## THE PROBLEM
Rewrite the records below with every occurrence of "wind-arrow-icon" changed to "wind-direction-icon" and everything else left as is. Leave the pictures out of your answer.
##### THE RECORDS #####
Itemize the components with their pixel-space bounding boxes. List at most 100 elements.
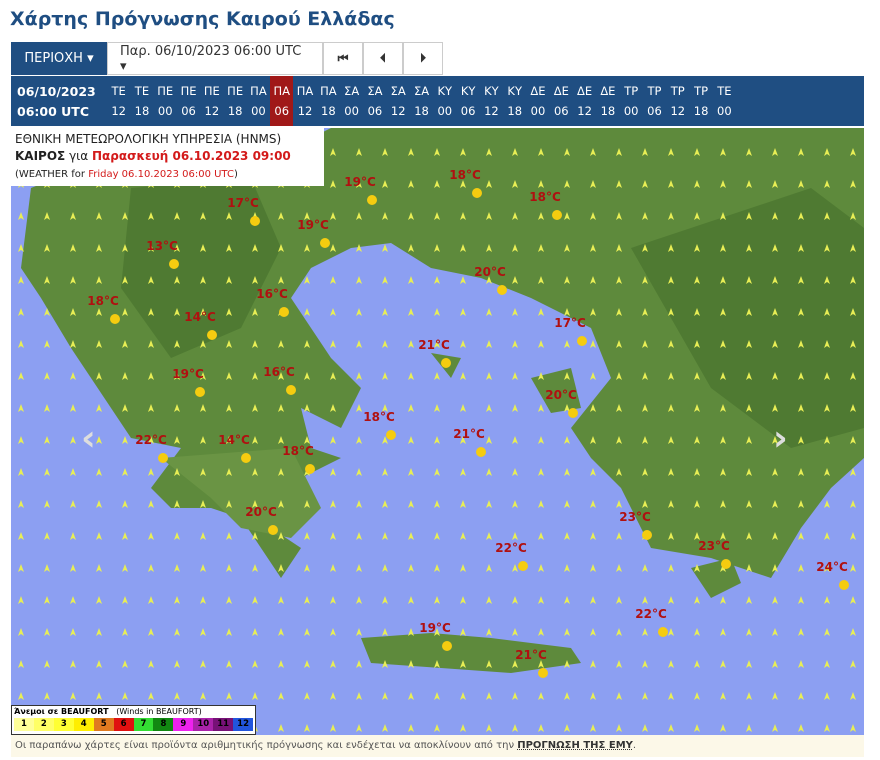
wind-arrow-icon: [434, 372, 440, 380]
wind-arrow-icon: [122, 340, 128, 348]
time-step[interactable]: ΣΑ 12: [387, 76, 410, 126]
wind-arrow-icon: [304, 340, 310, 348]
wind-arrow-icon: [850, 692, 856, 700]
wind-arrow-icon: [44, 532, 50, 540]
temperature-label: 22°C: [495, 541, 527, 555]
step-hour: 12: [111, 104, 126, 118]
wind-arrow-icon: [434, 468, 440, 476]
time-step[interactable]: ΠΑ 18: [317, 76, 340, 126]
time-step[interactable]: ΣΑ 06: [363, 76, 386, 126]
time-step[interactable]: ΤΕ 12: [107, 76, 130, 126]
step-hour: 18: [693, 104, 709, 118]
step-day: ΚΥ: [437, 84, 453, 98]
step-day: ΚΥ: [507, 84, 522, 98]
sun-icon: [472, 188, 482, 198]
wind-arrow-icon: [564, 308, 570, 316]
time-step[interactable]: ΔΕ 18: [596, 76, 619, 126]
wind-arrow-icon: [356, 596, 362, 604]
time-step[interactable]: ΤΕ 00: [713, 76, 736, 126]
wind-arrow-icon: [408, 308, 414, 316]
wind-arrow-icon: [694, 724, 700, 732]
sun-icon: [839, 580, 849, 590]
first-icon[interactable]: ⏮: [323, 42, 363, 75]
time-step[interactable]: ΤΕ 18: [130, 76, 153, 126]
time-step[interactable]: ΠΑ 12: [293, 76, 316, 126]
wind-arrow-icon: [148, 436, 154, 444]
temperature-label: 17°C: [227, 196, 259, 210]
wind-arrow-icon: [330, 148, 336, 156]
wind-arrow-icon: [252, 244, 258, 252]
wind-arrow-icon: [226, 372, 232, 380]
previous-arrow-icon[interactable]: ‹: [81, 418, 96, 459]
prev-icon[interactable]: ⏴: [363, 42, 403, 75]
wind-arrow-icon: [356, 660, 362, 668]
step-hour: 12: [484, 104, 499, 118]
time-step[interactable]: ΔΕ 06: [550, 76, 573, 126]
wind-arrow-icon: [148, 628, 154, 636]
wind-arrow-icon: [18, 692, 24, 700]
wind-arrow-icon: [460, 436, 466, 444]
time-step[interactable]: ΚΥ 06: [456, 76, 479, 126]
time-step[interactable]: ΣΑ 18: [410, 76, 433, 126]
wind-arrow-icon: [720, 500, 726, 508]
wind-arrow-icon: [798, 244, 804, 252]
wind-arrow-icon: [278, 468, 284, 476]
date-select[interactable]: Παρ. 06/10/2023 06:00 UTC ▾: [107, 42, 323, 75]
wind-arrow-icon: [200, 340, 206, 348]
region-dropdown[interactable]: ΠΕΡΙΟΧΗ ▾: [11, 42, 107, 75]
sun-icon: [476, 447, 486, 457]
wind-arrow-icon: [18, 564, 24, 572]
time-step[interactable]: ΚΥ 00: [433, 76, 456, 126]
time-step[interactable]: ΠΑ 06: [270, 76, 294, 126]
time-step[interactable]: ΔΕ 12: [573, 76, 596, 126]
wind-arrow-icon: [70, 660, 76, 668]
time-step[interactable]: ΚΥ 18: [503, 76, 526, 126]
wind-arrow-icon: [772, 564, 778, 572]
wind-arrow-icon: [512, 180, 518, 188]
time-step[interactable]: ΣΑ 00: [340, 76, 363, 126]
time-step[interactable]: ΠΕ 18: [223, 76, 246, 126]
wind-arrow-icon: [304, 404, 310, 412]
wind-arrow-icon: [850, 276, 856, 284]
wind-arrow-icon: [44, 244, 50, 252]
wind-arrow-icon: [642, 436, 648, 444]
wind-arrow-icon: [96, 500, 102, 508]
next-arrow-icon[interactable]: ›: [773, 418, 788, 459]
wind-arrow-icon: [642, 500, 648, 508]
wind-arrow-icon: [408, 436, 414, 444]
forecast-link[interactable]: ΠΡΟΓΝΩΣΗ ΤΗΣ ΕΜΥ: [517, 740, 633, 751]
time-step[interactable]: ΠΑ 00: [247, 76, 270, 126]
wind-arrow-icon: [70, 436, 76, 444]
next-icon[interactable]: ⏵: [403, 42, 443, 75]
wind-arrow-icon: [382, 372, 388, 380]
wind-arrow-icon: [512, 244, 518, 252]
wind-arrow-icon: [590, 532, 596, 540]
wind-arrow-icon: [538, 724, 544, 732]
wind-arrow-icon: [330, 532, 336, 540]
time-step[interactable]: ΔΕ 00: [526, 76, 549, 126]
wind-arrow-icon: [304, 532, 310, 540]
time-step[interactable]: ΤΡ 18: [689, 76, 712, 126]
temperature-label: 21°C: [453, 427, 485, 441]
time-step[interactable]: ΤΡ 06: [643, 76, 666, 126]
wind-arrow-icon: [512, 404, 518, 412]
wind-arrow-icon: [486, 436, 492, 444]
wind-arrow-icon: [408, 692, 414, 700]
time-step[interactable]: ΠΕ 06: [177, 76, 200, 126]
wind-arrow-icon: [694, 500, 700, 508]
wind-arrow-icon: [616, 532, 622, 540]
time-step[interactable]: ΤΡ 12: [666, 76, 689, 126]
step-hour: 06: [181, 104, 196, 118]
wind-arrow-icon: [200, 276, 206, 284]
wind-arrow-icon: [564, 148, 570, 156]
wind-arrow-icon: [486, 340, 492, 348]
wind-arrow-icon: [564, 532, 570, 540]
time-step[interactable]: ΚΥ 12: [480, 76, 503, 126]
wind-arrow-icon: [772, 468, 778, 476]
time-step[interactable]: ΠΕ 12: [200, 76, 223, 126]
beaufort-7: 7: [133, 718, 154, 731]
wind-arrow-icon: [824, 372, 830, 380]
wind-arrow-icon: [408, 212, 414, 220]
time-step[interactable]: ΠΕ 00: [154, 76, 177, 126]
time-step[interactable]: ΤΡ 00: [620, 76, 643, 126]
#####
## WORKED ANSWER
Itemize the components with their pixel-space bounding boxes. List at most 100 elements.
wind-direction-icon: [434, 372, 440, 380]
wind-direction-icon: [122, 340, 128, 348]
time-step[interactable]: ΣΑ 12: [387, 76, 410, 126]
wind-direction-icon: [304, 340, 310, 348]
wind-direction-icon: [850, 692, 856, 700]
wind-direction-icon: [44, 532, 50, 540]
temperature-label: 22°C: [495, 541, 527, 555]
step-hour: 12: [111, 104, 126, 118]
wind-direction-icon: [434, 468, 440, 476]
time-step[interactable]: ΠΑ 18: [317, 76, 340, 126]
time-step[interactable]: ΣΑ 06: [363, 76, 386, 126]
time-step[interactable]: ΤΕ 12: [107, 76, 130, 126]
step-hour: 18: [693, 104, 709, 118]
step-day: ΚΥ: [437, 84, 453, 98]
step-day: ΚΥ: [507, 84, 522, 98]
sun-icon: [472, 188, 482, 198]
wind-direction-icon: [564, 308, 570, 316]
time-step[interactable]: ΔΕ 18: [596, 76, 619, 126]
wind-direction-icon: [356, 596, 362, 604]
time-step[interactable]: ΤΕ 00: [713, 76, 736, 126]
wind-direction-icon: [408, 308, 414, 316]
wind-direction-icon: [694, 724, 700, 732]
sun-icon: [839, 580, 849, 590]
first-icon[interactable]: ⏮: [323, 42, 363, 75]
time-step[interactable]: ΤΕ 18: [130, 76, 153, 126]
time-step[interactable]: ΠΑ 12: [293, 76, 316, 126]
wind-direction-icon: [148, 436, 154, 444]
temperature-label: 17°C: [227, 196, 259, 210]
wind-direction-icon: [330, 148, 336, 156]
wind-direction-icon: [252, 244, 258, 252]
wind-direction-icon: [226, 372, 232, 380]
previous-arrow-icon[interactable]: ‹: [81, 418, 96, 459]
prev-icon[interactable]: ⏴: [363, 42, 403, 75]
wind-direction-icon: [356, 660, 362, 668]
step-hour: 12: [484, 104, 499, 118]
time-step[interactable]: ΔΕ 06: [550, 76, 573, 126]
wind-direction-icon: [148, 628, 154, 636]
wind-direction-icon: [18, 692, 24, 700]
wind-direction-icon: [460, 436, 466, 444]
time-step[interactable]: ΚΥ 06: [456, 76, 479, 126]
time-step[interactable]: ΣΑ 18: [410, 76, 433, 126]
wind-direction-icon: [720, 500, 726, 508]
wind-direction-icon: [798, 244, 804, 252]
wind-direction-icon: [278, 468, 284, 476]
date-select[interactable]: Παρ. 06/10/2023 06:00 UTC ▾: [107, 42, 323, 75]
wind-direction-icon: [200, 340, 206, 348]
region-dropdown[interactable]: ΠΕΡΙΟΧΗ ▾: [11, 42, 107, 75]
sun-icon: [476, 447, 486, 457]
wind-direction-icon: [18, 564, 24, 572]
time-step[interactable]: ΚΥ 00: [433, 76, 456, 126]
time-step[interactable]: ΠΑ 06: [270, 76, 294, 126]
time-step[interactable]: ΔΕ 12: [573, 76, 596, 126]
wind-direction-icon: [70, 660, 76, 668]
time-step[interactable]: ΚΥ 18: [503, 76, 526, 126]
wind-direction-icon: [772, 564, 778, 572]
wind-direction-icon: [512, 180, 518, 188]
time-step[interactable]: ΣΑ 00: [340, 76, 363, 126]
time-step[interactable]: ΠΕ 18: [223, 76, 246, 126]
wind-direction-icon: [304, 404, 310, 412]
wind-direction-icon: [850, 276, 856, 284]
wind-direction-icon: [44, 244, 50, 252]
wind-direction-icon: [642, 436, 648, 444]
wind-direction-icon: [96, 500, 102, 508]
next-arrow-icon[interactable]: ›: [773, 418, 788, 459]
wind-direction-icon: [642, 500, 648, 508]
wind-direction-icon: [408, 436, 414, 444]
forecast-link[interactable]: ΠΡΟΓΝΩΣΗ ΤΗΣ ΕΜΥ: [517, 740, 633, 751]
time-step[interactable]: ΠΑ 00: [247, 76, 270, 126]
wind-direction-icon: [70, 436, 76, 444]
next-icon[interactable]: ⏵: [403, 42, 443, 75]
wind-direction-icon: [382, 372, 388, 380]
wind-direction-icon: [512, 244, 518, 252]
wind-direction-icon: [590, 532, 596, 540]
wind-direction-icon: [538, 724, 544, 732]
wind-direction-icon: [330, 532, 336, 540]
time-step[interactable]: ΔΕ 00: [526, 76, 549, 126]
wind-direction-icon: [304, 532, 310, 540]
time-step[interactable]: ΤΡ 18: [689, 76, 712, 126]
temperature-label: 21°C: [453, 427, 485, 441]
time-step[interactable]: ΤΡ 06: [643, 76, 666, 126]
wind-direction-icon: [512, 404, 518, 412]
wind-direction-icon: [486, 436, 492, 444]
wind-direction-icon: [408, 692, 414, 700]
time-step[interactable]: ΠΕ 06: [177, 76, 200, 126]
wind-direction-icon: [694, 500, 700, 508]
wind-direction-icon: [616, 532, 622, 540]
time-step[interactable]: ΤΡ 12: [666, 76, 689, 126]
step-hour: 06: [181, 104, 196, 118]
wind-direction-icon: [200, 276, 206, 284]
wind-direction-icon: [564, 148, 570, 156]
wind-direction-icon: [486, 340, 492, 348]
wind-direction-icon: [564, 532, 570, 540]
time-step[interactable]: ΚΥ 12: [480, 76, 503, 126]
wind-direction-icon: [772, 468, 778, 476]
time-step[interactable]: ΠΕ 12: [200, 76, 223, 126]
beaufort-7: 7: [133, 718, 154, 731]
wind-direction-icon: [824, 372, 830, 380]
wind-direction-icon: [408, 212, 414, 220]
time-step[interactable]: ΠΕ 00: [154, 76, 177, 126]
time-step[interactable]: ΤΡ 00: [620, 76, 643, 126]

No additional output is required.